**Instructions for the task**
Copy the data exactly; pictures stay out of the copy.

[A run of records]
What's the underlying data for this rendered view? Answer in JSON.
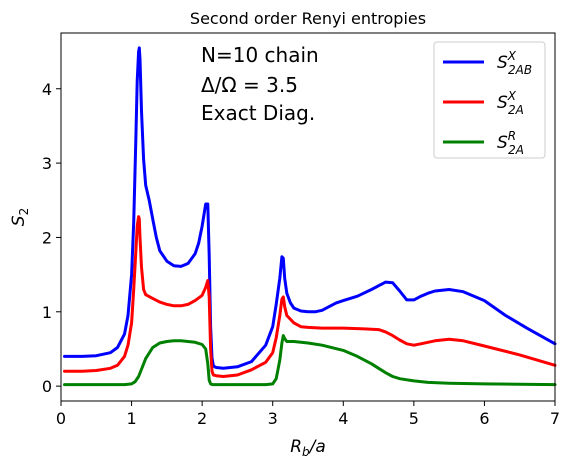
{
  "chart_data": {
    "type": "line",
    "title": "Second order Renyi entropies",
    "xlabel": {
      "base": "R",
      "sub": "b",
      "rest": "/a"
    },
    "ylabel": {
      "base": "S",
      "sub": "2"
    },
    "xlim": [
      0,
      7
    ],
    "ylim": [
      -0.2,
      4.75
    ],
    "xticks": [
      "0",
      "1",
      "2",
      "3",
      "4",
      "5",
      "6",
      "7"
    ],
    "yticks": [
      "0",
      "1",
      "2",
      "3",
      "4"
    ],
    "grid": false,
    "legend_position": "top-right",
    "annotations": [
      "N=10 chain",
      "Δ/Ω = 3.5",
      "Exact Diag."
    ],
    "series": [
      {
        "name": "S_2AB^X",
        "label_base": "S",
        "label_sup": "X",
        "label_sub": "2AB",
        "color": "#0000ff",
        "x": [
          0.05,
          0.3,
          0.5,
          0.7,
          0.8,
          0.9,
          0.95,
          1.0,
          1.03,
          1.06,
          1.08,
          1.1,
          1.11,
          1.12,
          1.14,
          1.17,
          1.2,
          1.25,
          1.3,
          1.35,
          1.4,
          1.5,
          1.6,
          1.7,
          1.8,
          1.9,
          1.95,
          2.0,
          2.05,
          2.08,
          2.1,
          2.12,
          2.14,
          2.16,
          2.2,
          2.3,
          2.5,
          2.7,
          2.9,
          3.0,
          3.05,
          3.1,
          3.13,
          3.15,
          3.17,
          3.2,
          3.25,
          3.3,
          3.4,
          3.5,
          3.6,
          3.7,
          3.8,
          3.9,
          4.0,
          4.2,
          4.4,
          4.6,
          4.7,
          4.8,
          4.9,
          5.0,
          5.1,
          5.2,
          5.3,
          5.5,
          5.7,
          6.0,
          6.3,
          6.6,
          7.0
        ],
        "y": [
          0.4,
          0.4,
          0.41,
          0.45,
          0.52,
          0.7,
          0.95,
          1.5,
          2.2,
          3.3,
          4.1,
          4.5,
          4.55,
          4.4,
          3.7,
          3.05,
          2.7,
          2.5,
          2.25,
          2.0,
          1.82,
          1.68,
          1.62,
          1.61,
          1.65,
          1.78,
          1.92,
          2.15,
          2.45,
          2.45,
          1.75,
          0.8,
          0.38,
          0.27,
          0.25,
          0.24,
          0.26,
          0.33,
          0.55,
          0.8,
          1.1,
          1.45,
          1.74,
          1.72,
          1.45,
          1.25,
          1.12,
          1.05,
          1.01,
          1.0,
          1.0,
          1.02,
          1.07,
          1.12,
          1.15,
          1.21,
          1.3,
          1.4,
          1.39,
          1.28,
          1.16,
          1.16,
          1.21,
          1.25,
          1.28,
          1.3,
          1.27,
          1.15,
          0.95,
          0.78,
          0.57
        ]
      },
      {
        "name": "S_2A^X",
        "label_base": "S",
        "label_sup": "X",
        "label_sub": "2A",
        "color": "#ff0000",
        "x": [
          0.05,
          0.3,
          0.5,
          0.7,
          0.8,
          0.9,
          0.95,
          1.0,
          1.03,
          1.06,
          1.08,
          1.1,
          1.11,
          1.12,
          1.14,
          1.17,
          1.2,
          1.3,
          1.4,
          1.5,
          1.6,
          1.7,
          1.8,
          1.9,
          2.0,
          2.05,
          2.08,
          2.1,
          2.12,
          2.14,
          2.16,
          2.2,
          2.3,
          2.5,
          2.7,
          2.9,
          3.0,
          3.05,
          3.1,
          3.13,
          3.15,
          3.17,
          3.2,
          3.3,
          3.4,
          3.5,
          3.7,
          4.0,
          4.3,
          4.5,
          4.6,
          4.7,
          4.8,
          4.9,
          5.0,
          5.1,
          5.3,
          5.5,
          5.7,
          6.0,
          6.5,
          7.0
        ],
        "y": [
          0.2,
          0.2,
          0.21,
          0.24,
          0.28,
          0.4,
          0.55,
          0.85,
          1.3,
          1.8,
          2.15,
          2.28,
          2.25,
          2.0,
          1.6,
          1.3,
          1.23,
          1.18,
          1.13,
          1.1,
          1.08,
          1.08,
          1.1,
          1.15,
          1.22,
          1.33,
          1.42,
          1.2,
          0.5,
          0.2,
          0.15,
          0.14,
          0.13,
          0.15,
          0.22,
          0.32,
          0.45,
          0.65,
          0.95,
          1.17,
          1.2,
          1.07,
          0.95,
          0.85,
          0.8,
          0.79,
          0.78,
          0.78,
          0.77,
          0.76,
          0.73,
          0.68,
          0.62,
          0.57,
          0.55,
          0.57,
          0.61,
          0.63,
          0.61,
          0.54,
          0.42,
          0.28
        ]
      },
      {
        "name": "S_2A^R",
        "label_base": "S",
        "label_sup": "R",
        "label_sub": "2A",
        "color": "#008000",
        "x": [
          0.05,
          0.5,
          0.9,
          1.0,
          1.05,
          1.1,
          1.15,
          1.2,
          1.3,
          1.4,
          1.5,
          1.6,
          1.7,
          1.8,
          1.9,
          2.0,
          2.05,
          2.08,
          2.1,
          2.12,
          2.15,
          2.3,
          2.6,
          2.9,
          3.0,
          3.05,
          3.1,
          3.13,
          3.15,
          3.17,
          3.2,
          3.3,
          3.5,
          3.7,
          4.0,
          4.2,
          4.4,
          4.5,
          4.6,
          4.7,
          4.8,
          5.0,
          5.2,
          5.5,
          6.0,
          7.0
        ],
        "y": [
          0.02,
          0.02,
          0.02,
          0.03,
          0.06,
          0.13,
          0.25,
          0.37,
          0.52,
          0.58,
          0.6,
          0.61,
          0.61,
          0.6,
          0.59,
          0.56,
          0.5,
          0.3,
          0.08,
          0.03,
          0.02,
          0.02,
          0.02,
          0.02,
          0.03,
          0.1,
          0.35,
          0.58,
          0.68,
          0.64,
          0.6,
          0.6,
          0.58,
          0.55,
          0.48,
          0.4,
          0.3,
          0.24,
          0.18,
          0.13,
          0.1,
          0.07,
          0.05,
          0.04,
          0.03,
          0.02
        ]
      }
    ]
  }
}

**Exercise answer**
What's the underlying data for this rendered view? Answer in JSON.
{
  "chart_data": {
    "type": "line",
    "title": "Second order Renyi entropies",
    "xlabel": {
      "base": "R",
      "sub": "b",
      "rest": "/a"
    },
    "ylabel": {
      "base": "S",
      "sub": "2"
    },
    "xlim": [
      0,
      7
    ],
    "ylim": [
      -0.2,
      4.75
    ],
    "xticks": [
      "0",
      "1",
      "2",
      "3",
      "4",
      "5",
      "6",
      "7"
    ],
    "yticks": [
      "0",
      "1",
      "2",
      "3",
      "4"
    ],
    "grid": false,
    "legend_position": "top-right",
    "annotations": [
      "N=10 chain",
      "Δ/Ω = 3.5",
      "Exact Diag."
    ],
    "series": [
      {
        "name": "S_2AB^X",
        "label_base": "S",
        "label_sup": "X",
        "label_sub": "2AB",
        "color": "#0000ff",
        "x": [
          0.05,
          0.3,
          0.5,
          0.7,
          0.8,
          0.9,
          0.95,
          1.0,
          1.03,
          1.06,
          1.08,
          1.1,
          1.11,
          1.12,
          1.14,
          1.17,
          1.2,
          1.25,
          1.3,
          1.35,
          1.4,
          1.5,
          1.6,
          1.7,
          1.8,
          1.9,
          1.95,
          2.0,
          2.05,
          2.08,
          2.1,
          2.12,
          2.14,
          2.16,
          2.2,
          2.3,
          2.5,
          2.7,
          2.9,
          3.0,
          3.05,
          3.1,
          3.13,
          3.15,
          3.17,
          3.2,
          3.25,
          3.3,
          3.4,
          3.5,
          3.6,
          3.7,
          3.8,
          3.9,
          4.0,
          4.2,
          4.4,
          4.6,
          4.7,
          4.8,
          4.9,
          5.0,
          5.1,
          5.2,
          5.3,
          5.5,
          5.7,
          6.0,
          6.3,
          6.6,
          7.0
        ],
        "y": [
          0.4,
          0.4,
          0.41,
          0.45,
          0.52,
          0.7,
          0.95,
          1.5,
          2.2,
          3.3,
          4.1,
          4.5,
          4.55,
          4.4,
          3.7,
          3.05,
          2.7,
          2.5,
          2.25,
          2.0,
          1.82,
          1.68,
          1.62,
          1.61,
          1.65,
          1.78,
          1.92,
          2.15,
          2.45,
          2.45,
          1.75,
          0.8,
          0.38,
          0.27,
          0.25,
          0.24,
          0.26,
          0.33,
          0.55,
          0.8,
          1.1,
          1.45,
          1.74,
          1.72,
          1.45,
          1.25,
          1.12,
          1.05,
          1.01,
          1.0,
          1.0,
          1.02,
          1.07,
          1.12,
          1.15,
          1.21,
          1.3,
          1.4,
          1.39,
          1.28,
          1.16,
          1.16,
          1.21,
          1.25,
          1.28,
          1.3,
          1.27,
          1.15,
          0.95,
          0.78,
          0.57
        ]
      },
      {
        "name": "S_2A^X",
        "label_base": "S",
        "label_sup": "X",
        "label_sub": "2A",
        "color": "#ff0000",
        "x": [
          0.05,
          0.3,
          0.5,
          0.7,
          0.8,
          0.9,
          0.95,
          1.0,
          1.03,
          1.06,
          1.08,
          1.1,
          1.11,
          1.12,
          1.14,
          1.17,
          1.2,
          1.3,
          1.4,
          1.5,
          1.6,
          1.7,
          1.8,
          1.9,
          2.0,
          2.05,
          2.08,
          2.1,
          2.12,
          2.14,
          2.16,
          2.2,
          2.3,
          2.5,
          2.7,
          2.9,
          3.0,
          3.05,
          3.1,
          3.13,
          3.15,
          3.17,
          3.2,
          3.3,
          3.4,
          3.5,
          3.7,
          4.0,
          4.3,
          4.5,
          4.6,
          4.7,
          4.8,
          4.9,
          5.0,
          5.1,
          5.3,
          5.5,
          5.7,
          6.0,
          6.5,
          7.0
        ],
        "y": [
          0.2,
          0.2,
          0.21,
          0.24,
          0.28,
          0.4,
          0.55,
          0.85,
          1.3,
          1.8,
          2.15,
          2.28,
          2.25,
          2.0,
          1.6,
          1.3,
          1.23,
          1.18,
          1.13,
          1.1,
          1.08,
          1.08,
          1.1,
          1.15,
          1.22,
          1.33,
          1.42,
          1.2,
          0.5,
          0.2,
          0.15,
          0.14,
          0.13,
          0.15,
          0.22,
          0.32,
          0.45,
          0.65,
          0.95,
          1.17,
          1.2,
          1.07,
          0.95,
          0.85,
          0.8,
          0.79,
          0.78,
          0.78,
          0.77,
          0.76,
          0.73,
          0.68,
          0.62,
          0.57,
          0.55,
          0.57,
          0.61,
          0.63,
          0.61,
          0.54,
          0.42,
          0.28
        ]
      },
      {
        "name": "S_2A^R",
        "label_base": "S",
        "label_sup": "R",
        "label_sub": "2A",
        "color": "#008000",
        "x": [
          0.05,
          0.5,
          0.9,
          1.0,
          1.05,
          1.1,
          1.15,
          1.2,
          1.3,
          1.4,
          1.5,
          1.6,
          1.7,
          1.8,
          1.9,
          2.0,
          2.05,
          2.08,
          2.1,
          2.12,
          2.15,
          2.3,
          2.6,
          2.9,
          3.0,
          3.05,
          3.1,
          3.13,
          3.15,
          3.17,
          3.2,
          3.3,
          3.5,
          3.7,
          4.0,
          4.2,
          4.4,
          4.5,
          4.6,
          4.7,
          4.8,
          5.0,
          5.2,
          5.5,
          6.0,
          7.0
        ],
        "y": [
          0.02,
          0.02,
          0.02,
          0.03,
          0.06,
          0.13,
          0.25,
          0.37,
          0.52,
          0.58,
          0.6,
          0.61,
          0.61,
          0.6,
          0.59,
          0.56,
          0.5,
          0.3,
          0.08,
          0.03,
          0.02,
          0.02,
          0.02,
          0.02,
          0.03,
          0.1,
          0.35,
          0.58,
          0.68,
          0.64,
          0.6,
          0.6,
          0.58,
          0.55,
          0.48,
          0.4,
          0.3,
          0.24,
          0.18,
          0.13,
          0.1,
          0.07,
          0.05,
          0.04,
          0.03,
          0.02
        ]
      }
    ]
  }
}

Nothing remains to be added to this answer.